* _TASK OBJECTIVE_: Write the records below out in full, character for character, with no pictures.

* _EXCERPTED DATA_:
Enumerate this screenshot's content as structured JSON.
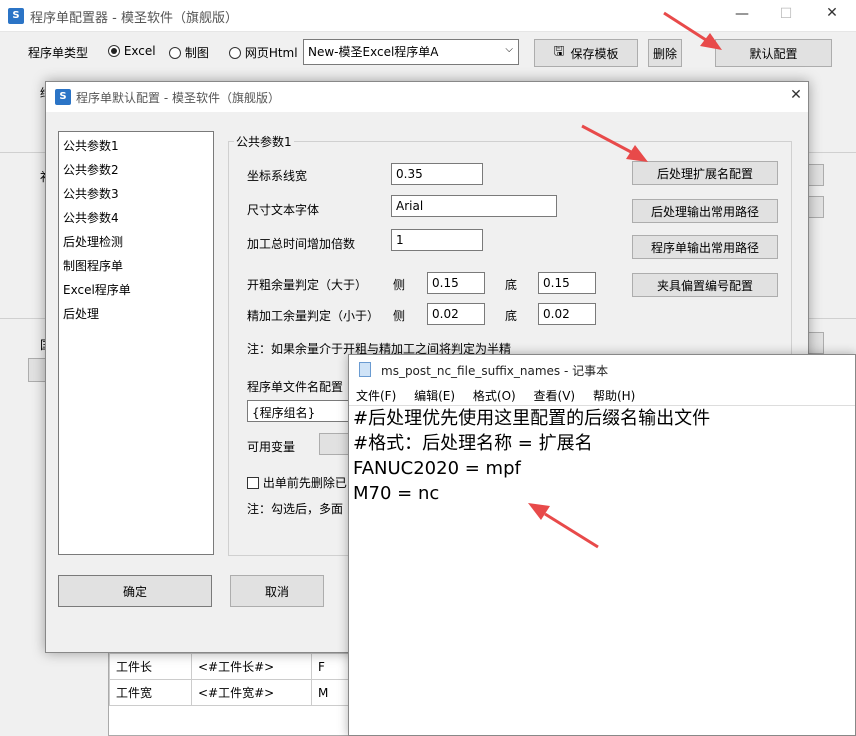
{
  "main_window": {
    "title": "程序单配置器 - 模圣软件（旗舰版）",
    "type_label": "程序单类型",
    "radios": [
      {
        "label": "Excel",
        "checked": true
      },
      {
        "label": "制图",
        "checked": false
      },
      {
        "label": "网页Html",
        "checked": false
      }
    ],
    "template_select": "New-模圣Excel程序单A",
    "save_template_label": "保存模板",
    "delete_label": "删除",
    "default_config_label": "默认配置",
    "partial_labels": [
      "缉",
      "补",
      "国"
    ],
    "table_rows": [
      {
        "c1": "工件长",
        "c2": "<#工件长#>",
        "c3": "F"
      },
      {
        "c1": "工件宽",
        "c2": "<#工件宽#>",
        "c3": "M"
      }
    ]
  },
  "dialog": {
    "title": "程序单默认配置 - 模圣软件（旗舰版）",
    "list_items": [
      "公共参数1",
      "公共参数2",
      "公共参数3",
      "公共参数4",
      "后处理检测",
      "制图程序单",
      "Excel程序单",
      "后处理"
    ],
    "group_title": "公共参数1",
    "fields": {
      "coord_width_label": "坐标系线宽",
      "coord_width_value": "0.35",
      "dim_font_label": "尺寸文本字体",
      "dim_font_value": "Arial",
      "time_mult_label": "加工总时间增加倍数",
      "time_mult_value": "1",
      "rough_label": "开粗余量判定（大于）",
      "rough_side_label": "侧",
      "rough_side_value": "0.15",
      "rough_bottom_label": "底",
      "rough_bottom_value": "0.15",
      "finish_label": "精加工余量判定（小于）",
      "finish_side_label": "侧",
      "finish_side_value": "0.02",
      "finish_bottom_label": "底",
      "finish_bottom_value": "0.02",
      "note": "注：如果余量介于开粗与精加工之间将判定为半精",
      "filename_label": "程序单文件名配置",
      "filename_value": "{程序组名}",
      "vars_label": "可用变量",
      "checkbox_label": "出单前先删除已",
      "note2": "注：勾选后，多面"
    },
    "side_buttons": [
      "后处理扩展名配置",
      "后处理输出常用路径",
      "程序单输出常用路径",
      "夹具偏置编号配置"
    ],
    "ok_label": "确定",
    "cancel_label": "取消"
  },
  "notepad": {
    "title": "ms_post_nc_file_suffix_names - 记事本",
    "menu": [
      "文件(F)",
      "编辑(E)",
      "格式(O)",
      "查看(V)",
      "帮助(H)"
    ],
    "lines": [
      "#后处理优先使用这里配置的后缀名输出文件",
      "#格式：后处理名称 = 扩展名",
      "",
      "FANUC2020 = mpf",
      "M70 = nc"
    ]
  },
  "colors": {
    "arrow": "#e84a4a",
    "accent": "#2b74c6"
  }
}
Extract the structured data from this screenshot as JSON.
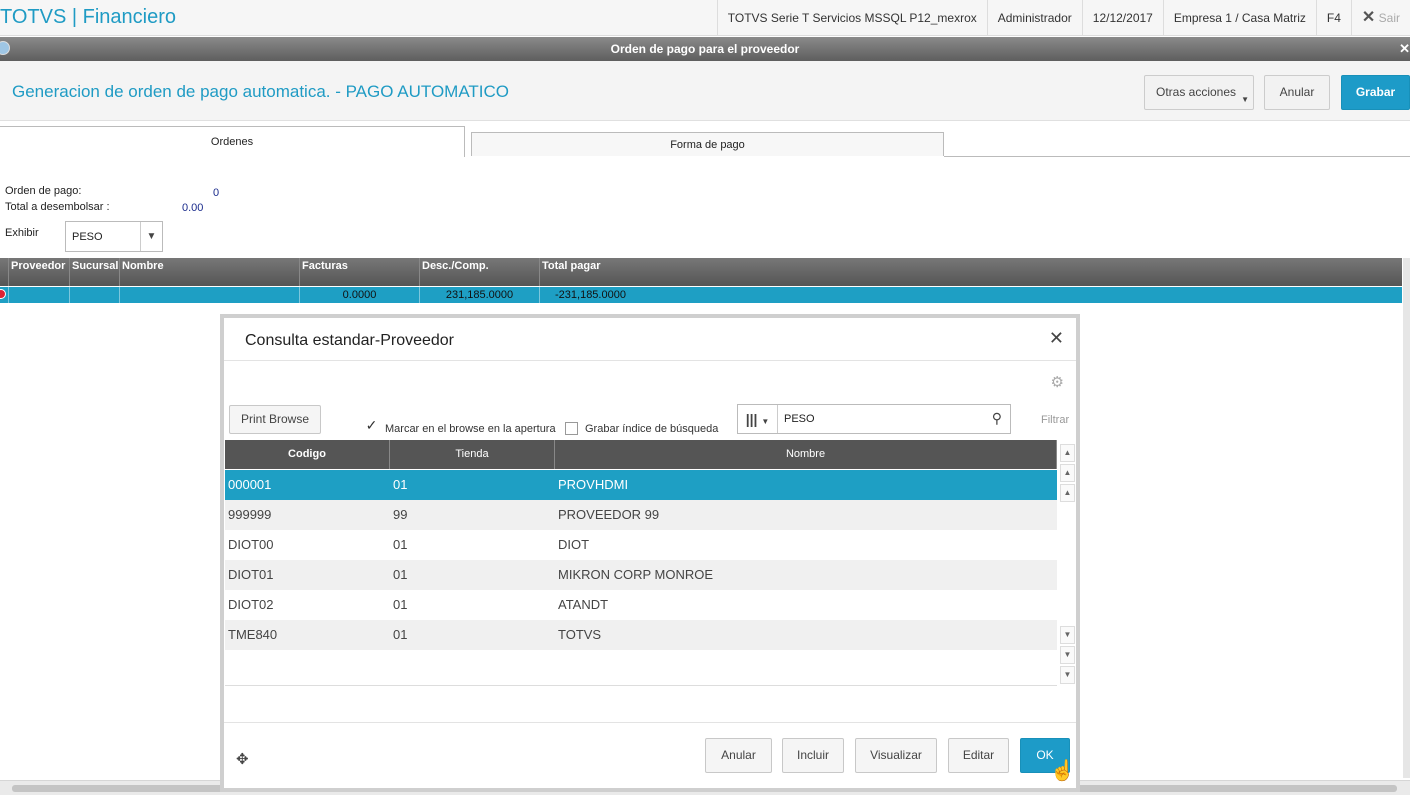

* _FINAL RESULT_:
Enumerate this screenshot's content as structured JSON.
{
  "main_window": {
    "title": "程序单配置器 - 模圣软件（旗舰版）",
    "type_label": "程序单类型",
    "radios": [
      {
        "label": "Excel",
        "checked": true
      },
      {
        "label": "制图",
        "checked": false
      },
      {
        "label": "网页Html",
        "checked": false
      }
    ],
    "template_select": "New-模圣Excel程序单A",
    "save_template_label": "保存模板",
    "delete_label": "删除",
    "default_config_label": "默认配置",
    "partial_labels": [
      "缉",
      "补",
      "国"
    ],
    "table_rows": [
      {
        "c1": "工件长",
        "c2": "<#工件长#>",
        "c3": "F"
      },
      {
        "c1": "工件宽",
        "c2": "<#工件宽#>",
        "c3": "M"
      }
    ]
  },
  "dialog": {
    "title": "程序单默认配置 - 模圣软件（旗舰版）",
    "list_items": [
      "公共参数1",
      "公共参数2",
      "公共参数3",
      "公共参数4",
      "后处理检测",
      "制图程序单",
      "Excel程序单",
      "后处理"
    ],
    "group_title": "公共参数1",
    "fields": {
      "coord_width_label": "坐标系线宽",
      "coord_width_value": "0.35",
      "dim_font_label": "尺寸文本字体",
      "dim_font_value": "Arial",
      "time_mult_label": "加工总时间增加倍数",
      "time_mult_value": "1",
      "rough_label": "开粗余量判定（大于）",
      "rough_side_label": "侧",
      "rough_side_value": "0.15",
      "rough_bottom_label": "底",
      "rough_bottom_value": "0.15",
      "finish_label": "精加工余量判定（小于）",
      "finish_side_label": "侧",
      "finish_side_value": "0.02",
      "finish_bottom_label": "底",
      "finish_bottom_value": "0.02",
      "note": "注：如果余量介于开粗与精加工之间将判定为半精",
      "filename_label": "程序单文件名配置",
      "filename_value": "{程序组名}",
      "vars_label": "可用变量",
      "checkbox_label": "出单前先删除已",
      "note2": "注：勾选后，多面"
    },
    "side_buttons": [
      "后处理扩展名配置",
      "后处理输出常用路径",
      "程序单输出常用路径",
      "夹具偏置编号配置"
    ],
    "ok_label": "确定",
    "cancel_label": "取消"
  },
  "notepad": {
    "title": "ms_post_nc_file_suffix_names - 记事本",
    "menu": [
      "文件(F)",
      "编辑(E)",
      "格式(O)",
      "查看(V)",
      "帮助(H)"
    ],
    "lines": [
      "#后处理优先使用这里配置的后缀名输出文件",
      "#格式：后处理名称 = 扩展名",
      "",
      "FANUC2020 = mpf",
      "M70 = nc"
    ]
  },
  "colors": {
    "arrow": "#e84a4a",
    "accent": "#2b74c6"
  }
}
Extract the structured data from this screenshot as JSON.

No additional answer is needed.